*Task requirements*: Reproduce the listing below word for word, with no pictures.

● ● ● ● ● ● ●

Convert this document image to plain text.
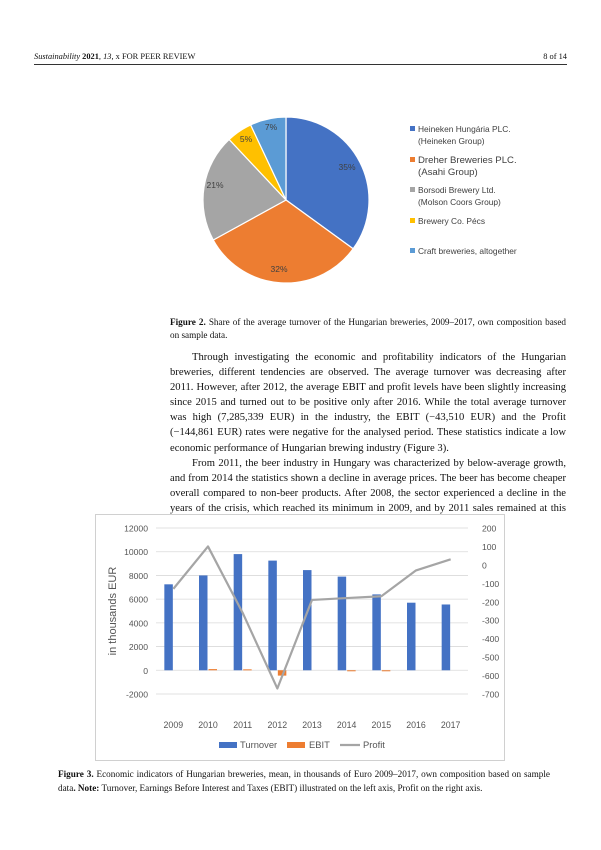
Sustainability 2021, 13, x FOR PEER REVIEW	8 of 14
35%
32%
21%
5%
7%	Heineken Hungária PLC.
(Heineken Group)
Dreher Breweries PLC.
(Asahi Group)
Borsodi Brewery Ltd.
(Molson Coors Group)
Brewery Co. Pécs
Craft breweries, altogether
Figure 2. Share of the average turnover of the Hungarian breweries, 2009–2017, own composition based on sample data.

Through investigating the economic and profitability indicators of the Hungarian breweries, different tendencies are observed. The average turnover was decreasing after 2011. However, after 2012, the average EBIT and profit levels have been slightly increasing since 2015 and turned out to be positive only after 2016. While the total average turnover was high (7,285,339 EUR) in the industry, the EBIT (−43,510 EUR) and the Profit (−144,861 EUR) rates were negative for the analysed period. These statistics indicate a low economic performance of Hungarian brewing industry (Figure 3).

From 2011, the beer industry in Hungary was characterized by below-average growth, and from 2014 the statistics shown a decline in average prices. The beer has become cheaper overall compared to non-beer products. After 2008, the sector experienced a decline in the years of the crisis, which reached its minimum in 2009, and by 2011 sales remained at this

12000
10000
8000
6000
4000
2000
0
-2000
200
100
0
-100
-200
-300
-400
-500
-600
-700
in thousands EUR
2009 2010 2011 2012 2013 2014 2015 2016 2017
Turnover	EBIT	Profit
Figure 3. Economic indicators of Hungarian breweries, mean, in thousands of Euro 2009–2017, own composition based on sample data. Note: Turnover, Earnings Before Interest and Taxes (EBIT) illustrated on the left axis, Profit on the right axis.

● ● ● ● ● ● ●

*Solved exercise*:
Convert this document image to plain text.
Sustainability 2021, 13, x FOR PEER REVIEW	8 of 14
35%
32%
21%
5%
7%	Heineken Hungária PLC.
(Heineken Group)
Dreher Breweries PLC.
(Asahi Group)
Borsodi Brewery Ltd.
(Molson Coors Group)
Brewery Co. Pécs
Craft breweries, altogether
Figure 2. Share of the average turnover of the Hungarian breweries, 2009–2017, own composition based on sample data.

Through investigating the economic and profitability indicators of the Hungarian breweries, different tendencies are observed. The average turnover was decreasing after 2011. However, after 2012, the average EBIT and profit levels have been slightly increasing since 2015 and turned out to be positive only after 2016. While the total average turnover was high (7,285,339 EUR) in the industry, the EBIT (−43,510 EUR) and the Profit (−144,861 EUR) rates were negative for the analysed period. These statistics indicate a low economic performance of Hungarian brewing industry (Figure 3).

From 2011, the beer industry in Hungary was characterized by below-average growth, and from 2014 the statistics shown a decline in average prices. The beer has become cheaper overall compared to non-beer products. After 2008, the sector experienced a decline in the years of the crisis, which reached its minimum in 2009, and by 2011 sales remained at this

12000
10000
8000
6000
4000
2000
0
-2000
200
100
0
-100
-200
-300
-400
-500
-600
-700
in thousands EUR
2009 2010 2011 2012 2013 2014 2015 2016 2017
Turnover	EBIT	Profit
Figure 3. Economic indicators of Hungarian breweries, mean, in thousands of Euro 2009–2017, own composition based on sample data. Note: Turnover, Earnings Before Interest and Taxes (EBIT) illustrated on the left axis, Profit on the right axis.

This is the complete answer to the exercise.